▶ **DATA FOR THIS TASK**:
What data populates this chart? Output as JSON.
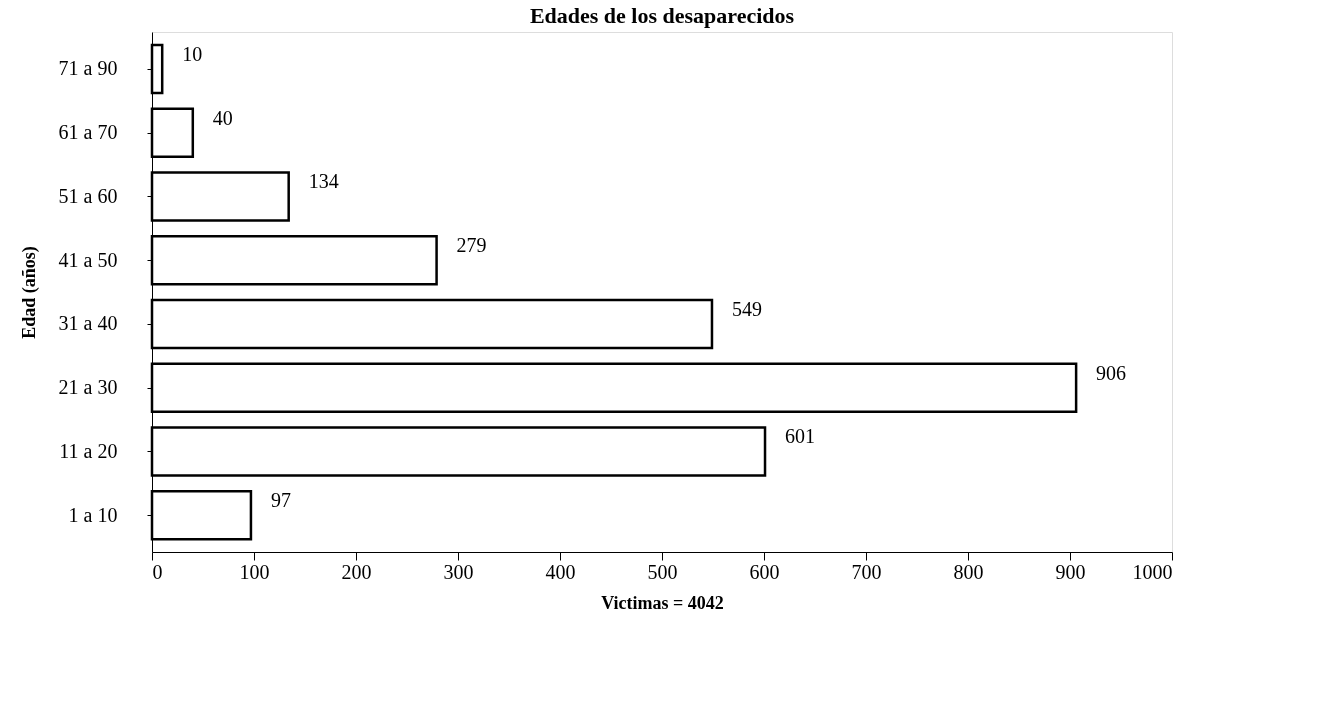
{
  "chart_data": {
    "type": "bar",
    "orientation": "horizontal",
    "title": "Edades de los desaparecidos",
    "xlabel": "Victimas = 4042",
    "ylabel": "Edad (años)",
    "categories": [
      "71 a 90",
      "61 a 70",
      "51 a 60",
      "41 a 50",
      "31 a 40",
      "21 a 30",
      "11 a 20",
      "1 a 10"
    ],
    "values": [
      10,
      40,
      134,
      279,
      549,
      906,
      601,
      97
    ],
    "color": "#ffffff",
    "xlim": [
      0,
      1000
    ],
    "xticks": [
      0,
      100,
      200,
      300,
      400,
      500,
      600,
      700,
      800,
      900,
      1000
    ],
    "data_labels": true,
    "grid": false
  }
}
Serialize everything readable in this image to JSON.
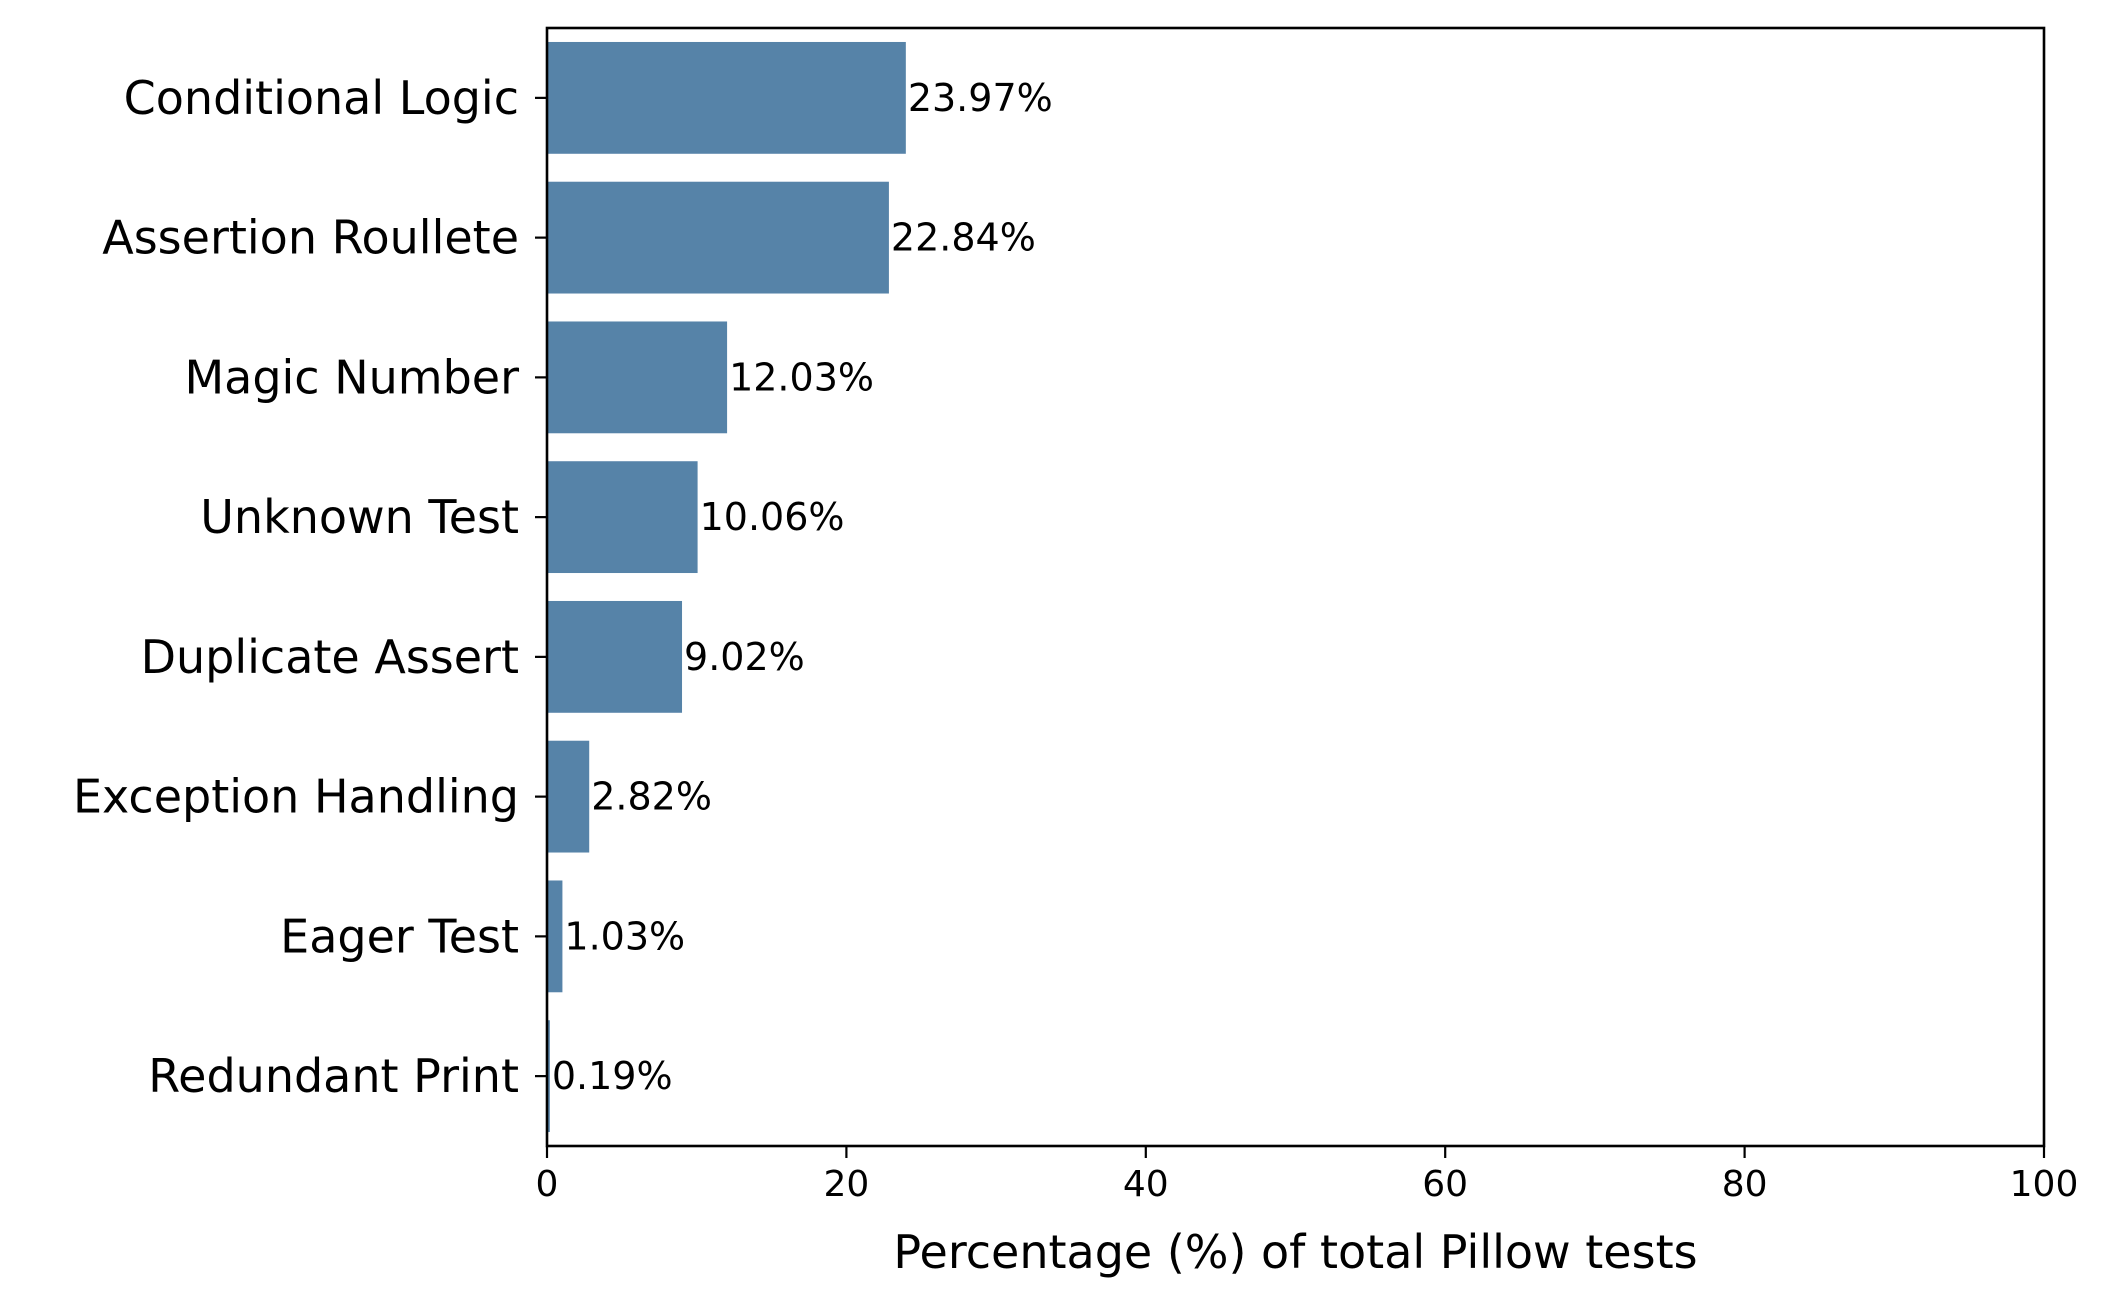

▶ **SHORT PROBLEM**:
Find and copy each line above that includes the string "JSON".

▶ **SOLVED PROBLEM**:
What data populates this chart? Output as JSON.
Serialize everything readable in this image to JSON.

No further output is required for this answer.